▶ [WHAT IS ASKED]:
Your task is to output the entries below word for word.

Extracted records

* * *

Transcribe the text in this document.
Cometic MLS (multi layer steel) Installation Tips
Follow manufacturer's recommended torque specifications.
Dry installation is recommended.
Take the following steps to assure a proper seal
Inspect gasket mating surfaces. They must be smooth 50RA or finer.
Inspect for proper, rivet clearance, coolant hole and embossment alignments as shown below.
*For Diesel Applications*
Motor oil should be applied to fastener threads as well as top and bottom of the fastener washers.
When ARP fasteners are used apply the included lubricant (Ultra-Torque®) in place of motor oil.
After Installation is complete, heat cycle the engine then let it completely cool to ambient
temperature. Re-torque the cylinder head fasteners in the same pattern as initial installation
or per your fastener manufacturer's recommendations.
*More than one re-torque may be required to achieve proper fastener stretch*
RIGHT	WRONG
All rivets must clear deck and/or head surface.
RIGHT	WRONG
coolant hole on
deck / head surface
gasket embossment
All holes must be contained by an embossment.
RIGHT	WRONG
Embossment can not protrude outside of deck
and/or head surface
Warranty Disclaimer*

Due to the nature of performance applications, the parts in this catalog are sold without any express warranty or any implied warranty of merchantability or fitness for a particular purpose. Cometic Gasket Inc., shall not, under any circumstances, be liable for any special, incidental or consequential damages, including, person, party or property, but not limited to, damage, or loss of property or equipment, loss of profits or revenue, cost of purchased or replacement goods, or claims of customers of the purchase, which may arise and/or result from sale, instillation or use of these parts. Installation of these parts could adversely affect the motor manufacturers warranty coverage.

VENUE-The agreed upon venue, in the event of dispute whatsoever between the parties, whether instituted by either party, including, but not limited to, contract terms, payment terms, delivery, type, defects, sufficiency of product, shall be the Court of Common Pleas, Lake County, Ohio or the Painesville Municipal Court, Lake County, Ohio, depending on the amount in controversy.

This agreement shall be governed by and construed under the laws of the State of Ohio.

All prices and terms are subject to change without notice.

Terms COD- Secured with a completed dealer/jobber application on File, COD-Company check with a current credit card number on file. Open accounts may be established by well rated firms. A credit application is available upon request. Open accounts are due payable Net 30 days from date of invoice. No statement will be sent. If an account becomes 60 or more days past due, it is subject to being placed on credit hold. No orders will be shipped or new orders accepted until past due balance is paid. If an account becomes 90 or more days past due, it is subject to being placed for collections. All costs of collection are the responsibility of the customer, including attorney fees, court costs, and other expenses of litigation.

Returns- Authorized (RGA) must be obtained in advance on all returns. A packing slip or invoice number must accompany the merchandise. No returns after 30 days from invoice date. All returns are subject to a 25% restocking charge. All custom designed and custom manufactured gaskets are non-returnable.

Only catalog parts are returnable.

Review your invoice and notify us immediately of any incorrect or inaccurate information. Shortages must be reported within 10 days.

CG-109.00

* * *

▶ [EXERCISE RESULT]:
Transcribe the text in this document.
Cometic MLS (multi layer steel) Installation Tips
Follow manufacturer's recommended torque specifications.
Dry installation is recommended.
Take the following steps to assure a proper seal
Inspect gasket mating surfaces. They must be smooth 50RA or finer.
Inspect for proper, rivet clearance, coolant hole and embossment alignments as shown below.
*For Diesel Applications*
Motor oil should be applied to fastener threads as well as top and bottom of the fastener washers.
When ARP fasteners are used apply the included lubricant (Ultra-Torque®) in place of motor oil.
After Installation is complete, heat cycle the engine then let it completely cool to ambient
temperature. Re-torque the cylinder head fasteners in the same pattern as initial installation
or per your fastener manufacturer's recommendations.
*More than one re-torque may be required to achieve proper fastener stretch*
RIGHT	WRONG
All rivets must clear deck and/or head surface.
RIGHT	WRONG
coolant hole on
deck / head surface
gasket embossment
All holes must be contained by an embossment.
RIGHT	WRONG
Embossment can not protrude outside of deck
and/or head surface
Warranty Disclaimer*

Due to the nature of performance applications, the parts in this catalog are sold without any express warranty or any implied warranty of merchantability or fitness for a particular purpose. Cometic Gasket Inc., shall not, under any circumstances, be liable for any special, incidental or consequential damages, including, person, party or property, but not limited to, damage, or loss of property or equipment, loss of profits or revenue, cost of purchased or replacement goods, or claims of customers of the purchase, which may arise and/or result from sale, instillation or use of these parts. Installation of these parts could adversely affect the motor manufacturers warranty coverage.

VENUE-The agreed upon venue, in the event of dispute whatsoever between the parties, whether instituted by either party, including, but not limited to, contract terms, payment terms, delivery, type, defects, sufficiency of product, shall be the Court of Common Pleas, Lake County, Ohio or the Painesville Municipal Court, Lake County, Ohio, depending on the amount in controversy.

This agreement shall be governed by and construed under the laws of the State of Ohio.

All prices and terms are subject to change without notice.

Terms COD- Secured with a completed dealer/jobber application on File, COD-Company check with a current credit card number on file. Open accounts may be established by well rated firms. A credit application is available upon request. Open accounts are due payable Net 30 days from date of invoice. No statement will be sent. If an account becomes 60 or more days past due, it is subject to being placed on credit hold. No orders will be shipped or new orders accepted until past due balance is paid. If an account becomes 90 or more days past due, it is subject to being placed for collections. All costs of collection are the responsibility of the customer, including attorney fees, court costs, and other expenses of litigation.

Returns- Authorized (RGA) must be obtained in advance on all returns. A packing slip or invoice number must accompany the merchandise. No returns after 30 days from invoice date. All returns are subject to a 25% restocking charge. All custom designed and custom manufactured gaskets are non-returnable.

Only catalog parts are returnable.

Review your invoice and notify us immediately of any incorrect or inaccurate information. Shortages must be reported within 10 days.

CG-109.00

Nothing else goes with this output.